● **Entries supplied**
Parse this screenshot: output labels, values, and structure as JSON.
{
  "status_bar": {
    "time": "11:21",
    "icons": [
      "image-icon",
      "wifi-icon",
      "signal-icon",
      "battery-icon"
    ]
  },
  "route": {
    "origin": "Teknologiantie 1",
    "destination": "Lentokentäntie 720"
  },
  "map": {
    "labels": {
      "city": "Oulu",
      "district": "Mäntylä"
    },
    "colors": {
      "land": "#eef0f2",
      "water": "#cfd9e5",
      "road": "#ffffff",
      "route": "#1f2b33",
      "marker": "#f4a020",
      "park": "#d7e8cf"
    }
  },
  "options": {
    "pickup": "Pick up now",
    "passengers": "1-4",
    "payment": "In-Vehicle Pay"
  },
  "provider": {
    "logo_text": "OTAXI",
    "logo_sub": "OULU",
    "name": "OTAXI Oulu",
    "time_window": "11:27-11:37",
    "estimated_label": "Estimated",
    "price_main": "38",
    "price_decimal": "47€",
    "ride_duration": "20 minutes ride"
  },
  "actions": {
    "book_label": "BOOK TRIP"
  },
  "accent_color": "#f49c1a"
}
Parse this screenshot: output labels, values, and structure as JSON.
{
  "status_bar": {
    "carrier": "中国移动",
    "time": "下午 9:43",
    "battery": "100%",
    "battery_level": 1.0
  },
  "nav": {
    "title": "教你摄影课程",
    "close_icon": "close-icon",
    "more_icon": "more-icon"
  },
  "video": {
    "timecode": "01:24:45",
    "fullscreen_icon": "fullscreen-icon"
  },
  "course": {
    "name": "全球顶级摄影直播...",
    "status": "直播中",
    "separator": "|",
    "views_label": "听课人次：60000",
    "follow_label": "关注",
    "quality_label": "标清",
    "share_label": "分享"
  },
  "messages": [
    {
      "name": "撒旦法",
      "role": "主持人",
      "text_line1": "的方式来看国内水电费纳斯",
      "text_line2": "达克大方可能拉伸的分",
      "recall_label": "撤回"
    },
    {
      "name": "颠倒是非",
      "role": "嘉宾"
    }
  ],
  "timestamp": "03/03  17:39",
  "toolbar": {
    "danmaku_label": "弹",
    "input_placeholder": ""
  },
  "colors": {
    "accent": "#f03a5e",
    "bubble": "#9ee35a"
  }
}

● **Aim**
In full and verbatim, repeat the records given above.

● **Exercise solution**
Parse this screenshot: output labels, values, and structure as JSON.
{
  "status_bar": {
    "time": "11:21",
    "icons": [
      "image-icon",
      "wifi-icon",
      "signal-icon",
      "battery-icon"
    ]
  },
  "route": {
    "origin": "Teknologiantie 1",
    "destination": "Lentokentäntie 720"
  },
  "map": {
    "labels": {
      "city": "Oulu",
      "district": "Mäntylä"
    },
    "colors": {
      "land": "#eef0f2",
      "water": "#cfd9e5",
      "road": "#ffffff",
      "route": "#1f2b33",
      "marker": "#f4a020",
      "park": "#d7e8cf"
    }
  },
  "options": {
    "pickup": "Pick up now",
    "passengers": "1-4",
    "payment": "In-Vehicle Pay"
  },
  "provider": {
    "logo_text": "OTAXI",
    "logo_sub": "OULU",
    "name": "OTAXI Oulu",
    "time_window": "11:27-11:37",
    "estimated_label": "Estimated",
    "price_main": "38",
    "price_decimal": "47€",
    "ride_duration": "20 minutes ride"
  },
  "actions": {
    "book_label": "BOOK TRIP"
  },
  "accent_color": "#f49c1a"
}
Parse this screenshot: output labels, values, and structure as JSON.
{
  "status_bar": {
    "carrier": "中国移动",
    "time": "下午 9:43",
    "battery": "100%",
    "battery_level": 1.0
  },
  "nav": {
    "title": "教你摄影课程",
    "close_icon": "close-icon",
    "more_icon": "more-icon"
  },
  "video": {
    "timecode": "01:24:45",
    "fullscreen_icon": "fullscreen-icon"
  },
  "course": {
    "name": "全球顶级摄影直播...",
    "status": "直播中",
    "separator": "|",
    "views_label": "听课人次：60000",
    "follow_label": "关注",
    "quality_label": "标清",
    "share_label": "分享"
  },
  "messages": [
    {
      "name": "撒旦法",
      "role": "主持人",
      "text_line1": "的方式来看国内水电费纳斯",
      "text_line2": "达克大方可能拉伸的分",
      "recall_label": "撤回"
    },
    {
      "name": "颠倒是非",
      "role": "嘉宾"
    }
  ],
  "timestamp": "03/03  17:39",
  "toolbar": {
    "danmaku_label": "弹",
    "input_placeholder": ""
  },
  "colors": {
    "accent": "#f03a5e",
    "bubble": "#9ee35a"
  }
}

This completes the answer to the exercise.